• What is asked: Please print the full listing exactly.

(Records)

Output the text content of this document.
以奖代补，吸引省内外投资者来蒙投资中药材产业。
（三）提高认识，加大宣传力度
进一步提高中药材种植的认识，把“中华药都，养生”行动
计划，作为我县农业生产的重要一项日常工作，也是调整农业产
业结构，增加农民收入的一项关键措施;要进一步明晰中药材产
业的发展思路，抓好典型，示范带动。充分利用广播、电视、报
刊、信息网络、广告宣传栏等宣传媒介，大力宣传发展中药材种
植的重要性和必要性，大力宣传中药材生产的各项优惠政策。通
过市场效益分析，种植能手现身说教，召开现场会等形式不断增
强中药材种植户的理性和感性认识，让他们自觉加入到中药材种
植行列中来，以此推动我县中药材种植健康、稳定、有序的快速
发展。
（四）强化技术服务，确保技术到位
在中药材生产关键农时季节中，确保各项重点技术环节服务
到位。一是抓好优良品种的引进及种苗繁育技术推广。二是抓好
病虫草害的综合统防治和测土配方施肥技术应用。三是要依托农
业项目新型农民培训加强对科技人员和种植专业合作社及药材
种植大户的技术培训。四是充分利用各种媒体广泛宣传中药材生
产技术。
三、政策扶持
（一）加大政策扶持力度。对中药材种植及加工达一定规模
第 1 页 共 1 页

• Exercise result:
Output the text content of this document.
以奖代补，吸引省内外投资者来蒙投资中药材产业。
（三）提高认识，加大宣传力度
进一步提高中药材种植的认识，把“中华药都，养生”行动
计划，作为我县农业生产的重要一项日常工作，也是调整农业产
业结构，增加农民收入的一项关键措施;要进一步明晰中药材产
业的发展思路，抓好典型，示范带动。充分利用广播、电视、报
刊、信息网络、广告宣传栏等宣传媒介，大力宣传发展中药材种
植的重要性和必要性，大力宣传中药材生产的各项优惠政策。通
过市场效益分析，种植能手现身说教，召开现场会等形式不断增
强中药材种植户的理性和感性认识，让他们自觉加入到中药材种
植行列中来，以此推动我县中药材种植健康、稳定、有序的快速
发展。
（四）强化技术服务，确保技术到位
在中药材生产关键农时季节中，确保各项重点技术环节服务
到位。一是抓好优良品种的引进及种苗繁育技术推广。二是抓好
病虫草害的综合统防治和测土配方施肥技术应用。三是要依托农
业项目新型农民培训加强对科技人员和种植专业合作社及药材
种植大户的技术培训。四是充分利用各种媒体广泛宣传中药材生
产技术。
三、政策扶持
（一）加大政策扶持力度。对中药材种植及加工达一定规模
第 1 页 共 1 页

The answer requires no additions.